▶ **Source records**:
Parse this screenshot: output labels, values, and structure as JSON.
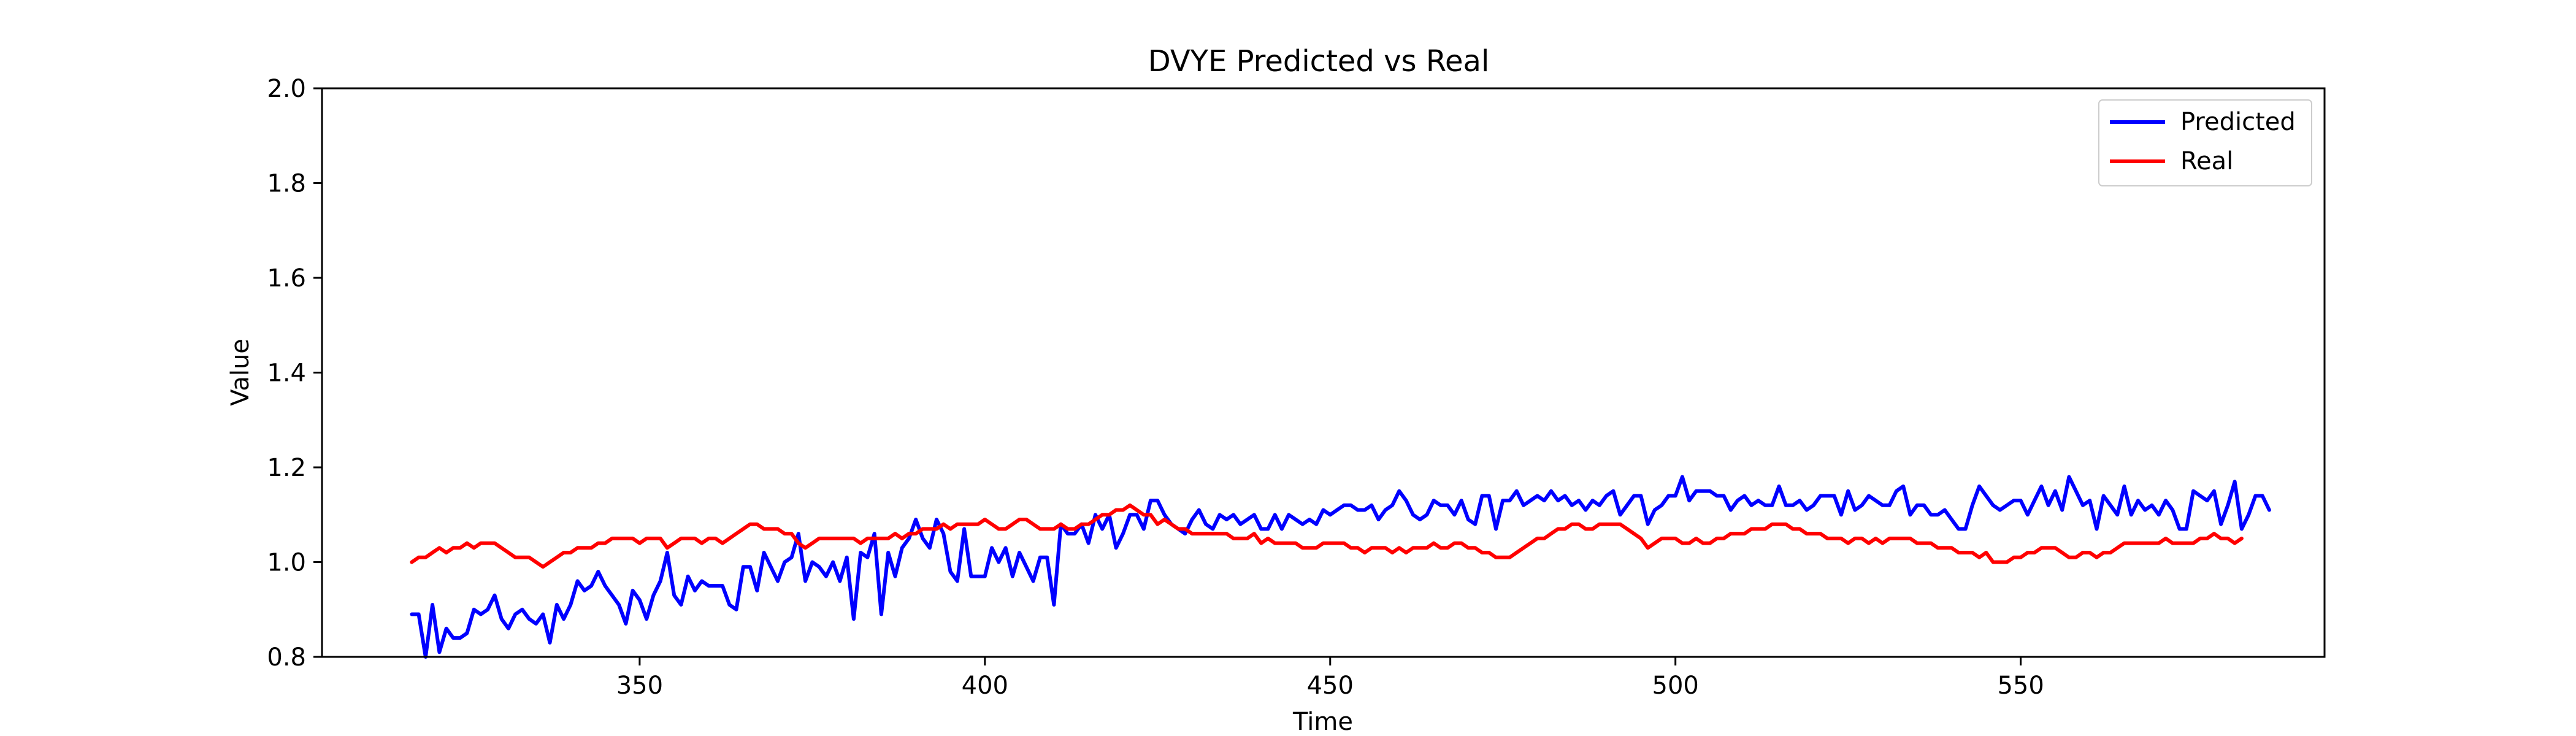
{
  "chart_data": {
    "type": "line",
    "title": "DVYE Predicted vs Real",
    "xlabel": "Time",
    "ylabel": "Value",
    "xlim": [
      304,
      594
    ],
    "ylim": [
      0.8,
      2.0
    ],
    "xticks": [
      350,
      400,
      450,
      500,
      550
    ],
    "yticks": [
      0.8,
      1.0,
      1.2,
      1.4,
      1.6,
      1.8,
      2.0
    ],
    "ytick_labels": [
      "0.8",
      "1.0",
      "1.2",
      "1.4",
      "1.6",
      "1.8",
      "2.0"
    ],
    "legend_position": "top-right",
    "grid": false,
    "x_start": 317,
    "series": [
      {
        "name": "Predicted",
        "color": "#0000ff",
        "values": [
          0.89,
          0.89,
          0.8,
          0.91,
          0.81,
          0.86,
          0.84,
          0.84,
          0.85,
          0.9,
          0.89,
          0.9,
          0.93,
          0.88,
          0.86,
          0.89,
          0.9,
          0.88,
          0.87,
          0.89,
          0.83,
          0.91,
          0.88,
          0.91,
          0.96,
          0.94,
          0.95,
          0.98,
          0.95,
          0.93,
          0.91,
          0.87,
          0.94,
          0.92,
          0.88,
          0.93,
          0.96,
          1.02,
          0.93,
          0.91,
          0.97,
          0.94,
          0.96,
          0.95,
          0.95,
          0.95,
          0.91,
          0.9,
          0.99,
          0.99,
          0.94,
          1.02,
          0.99,
          0.96,
          1.0,
          1.01,
          1.06,
          0.96,
          1.0,
          0.99,
          0.97,
          1.0,
          0.96,
          1.01,
          0.88,
          1.02,
          1.01,
          1.06,
          0.89,
          1.02,
          0.97,
          1.03,
          1.05,
          1.09,
          1.05,
          1.03,
          1.09,
          1.06,
          0.98,
          0.96,
          1.07,
          0.97,
          0.97,
          0.97,
          1.03,
          1.0,
          1.03,
          0.97,
          1.02,
          0.99,
          0.96,
          1.01,
          1.01,
          0.91,
          1.08,
          1.06,
          1.06,
          1.08,
          1.04,
          1.1,
          1.07,
          1.1,
          1.03,
          1.06,
          1.1,
          1.1,
          1.07,
          1.13,
          1.13,
          1.1,
          1.08,
          1.07,
          1.06,
          1.09,
          1.11,
          1.08,
          1.07,
          1.1,
          1.09,
          1.1,
          1.08,
          1.09,
          1.1,
          1.07,
          1.07,
          1.1,
          1.07,
          1.1,
          1.09,
          1.08,
          1.09,
          1.08,
          1.11,
          1.1,
          1.11,
          1.12,
          1.12,
          1.11,
          1.11,
          1.12,
          1.09,
          1.11,
          1.12,
          1.15,
          1.13,
          1.1,
          1.09,
          1.1,
          1.13,
          1.12,
          1.12,
          1.1,
          1.13,
          1.09,
          1.08,
          1.14,
          1.14,
          1.07,
          1.13,
          1.13,
          1.15,
          1.12,
          1.13,
          1.14,
          1.13,
          1.15,
          1.13,
          1.14,
          1.12,
          1.13,
          1.11,
          1.13,
          1.12,
          1.14,
          1.15,
          1.1,
          1.12,
          1.14,
          1.14,
          1.08,
          1.11,
          1.12,
          1.14,
          1.14,
          1.18,
          1.13,
          1.15,
          1.15,
          1.15,
          1.14,
          1.14,
          1.11,
          1.13,
          1.14,
          1.12,
          1.13,
          1.12,
          1.12,
          1.16,
          1.12,
          1.12,
          1.13,
          1.11,
          1.12,
          1.14,
          1.14,
          1.14,
          1.1,
          1.15,
          1.11,
          1.12,
          1.14,
          1.13,
          1.12,
          1.12,
          1.15,
          1.16,
          1.1,
          1.12,
          1.12,
          1.1,
          1.1,
          1.11,
          1.09,
          1.07,
          1.07,
          1.12,
          1.16,
          1.14,
          1.12,
          1.11,
          1.12,
          1.13,
          1.13,
          1.1,
          1.13,
          1.16,
          1.12,
          1.15,
          1.11,
          1.18,
          1.15,
          1.12,
          1.13,
          1.07,
          1.14,
          1.12,
          1.1,
          1.16,
          1.1,
          1.13,
          1.11,
          1.12,
          1.1,
          1.13,
          1.11,
          1.07,
          1.07,
          1.15,
          1.14,
          1.13,
          1.15,
          1.08,
          1.12,
          1.17,
          1.07,
          1.1,
          1.14,
          1.14,
          1.11
        ]
      },
      {
        "name": "Real",
        "color": "#ff0000",
        "values": [
          1.0,
          1.01,
          1.01,
          1.02,
          1.03,
          1.02,
          1.03,
          1.03,
          1.04,
          1.03,
          1.04,
          1.04,
          1.04,
          1.03,
          1.02,
          1.01,
          1.01,
          1.01,
          1.0,
          0.99,
          1.0,
          1.01,
          1.02,
          1.02,
          1.03,
          1.03,
          1.03,
          1.04,
          1.04,
          1.05,
          1.05,
          1.05,
          1.05,
          1.04,
          1.05,
          1.05,
          1.05,
          1.03,
          1.04,
          1.05,
          1.05,
          1.05,
          1.04,
          1.05,
          1.05,
          1.04,
          1.05,
          1.06,
          1.07,
          1.08,
          1.08,
          1.07,
          1.07,
          1.07,
          1.06,
          1.06,
          1.04,
          1.03,
          1.04,
          1.05,
          1.05,
          1.05,
          1.05,
          1.05,
          1.05,
          1.04,
          1.05,
          1.05,
          1.05,
          1.05,
          1.06,
          1.05,
          1.06,
          1.06,
          1.07,
          1.07,
          1.07,
          1.08,
          1.07,
          1.08,
          1.08,
          1.08,
          1.08,
          1.09,
          1.08,
          1.07,
          1.07,
          1.08,
          1.09,
          1.09,
          1.08,
          1.07,
          1.07,
          1.07,
          1.08,
          1.07,
          1.07,
          1.08,
          1.08,
          1.09,
          1.1,
          1.1,
          1.11,
          1.11,
          1.12,
          1.11,
          1.1,
          1.1,
          1.08,
          1.09,
          1.08,
          1.07,
          1.07,
          1.06,
          1.06,
          1.06,
          1.06,
          1.06,
          1.06,
          1.05,
          1.05,
          1.05,
          1.06,
          1.04,
          1.05,
          1.04,
          1.04,
          1.04,
          1.04,
          1.03,
          1.03,
          1.03,
          1.04,
          1.04,
          1.04,
          1.04,
          1.03,
          1.03,
          1.02,
          1.03,
          1.03,
          1.03,
          1.02,
          1.03,
          1.02,
          1.03,
          1.03,
          1.03,
          1.04,
          1.03,
          1.03,
          1.04,
          1.04,
          1.03,
          1.03,
          1.02,
          1.02,
          1.01,
          1.01,
          1.01,
          1.02,
          1.03,
          1.04,
          1.05,
          1.05,
          1.06,
          1.07,
          1.07,
          1.08,
          1.08,
          1.07,
          1.07,
          1.08,
          1.08,
          1.08,
          1.08,
          1.07,
          1.06,
          1.05,
          1.03,
          1.04,
          1.05,
          1.05,
          1.05,
          1.04,
          1.04,
          1.05,
          1.04,
          1.04,
          1.05,
          1.05,
          1.06,
          1.06,
          1.06,
          1.07,
          1.07,
          1.07,
          1.08,
          1.08,
          1.08,
          1.07,
          1.07,
          1.06,
          1.06,
          1.06,
          1.05,
          1.05,
          1.05,
          1.04,
          1.05,
          1.05,
          1.04,
          1.05,
          1.04,
          1.05,
          1.05,
          1.05,
          1.05,
          1.04,
          1.04,
          1.04,
          1.03,
          1.03,
          1.03,
          1.02,
          1.02,
          1.02,
          1.01,
          1.02,
          1.0,
          1.0,
          1.0,
          1.01,
          1.01,
          1.02,
          1.02,
          1.03,
          1.03,
          1.03,
          1.02,
          1.01,
          1.01,
          1.02,
          1.02,
          1.01,
          1.02,
          1.02,
          1.03,
          1.04,
          1.04,
          1.04,
          1.04,
          1.04,
          1.04,
          1.05,
          1.04,
          1.04,
          1.04,
          1.04,
          1.05,
          1.05,
          1.06,
          1.05,
          1.05,
          1.04,
          1.05
        ]
      }
    ]
  }
}
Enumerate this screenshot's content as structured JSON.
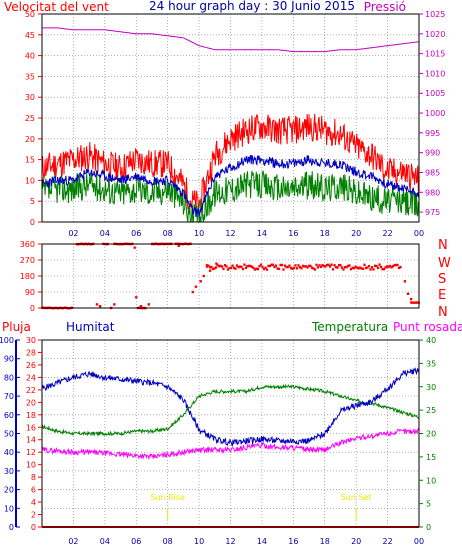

▶ **STATED TASK**:
Gather each line of the records holding the string "screenshot".

▶ **TASK ANSWER**:
Parse this screenshot: output labels, values, and structure as JSON.
Enumerate this screenshot's content as structured JSON.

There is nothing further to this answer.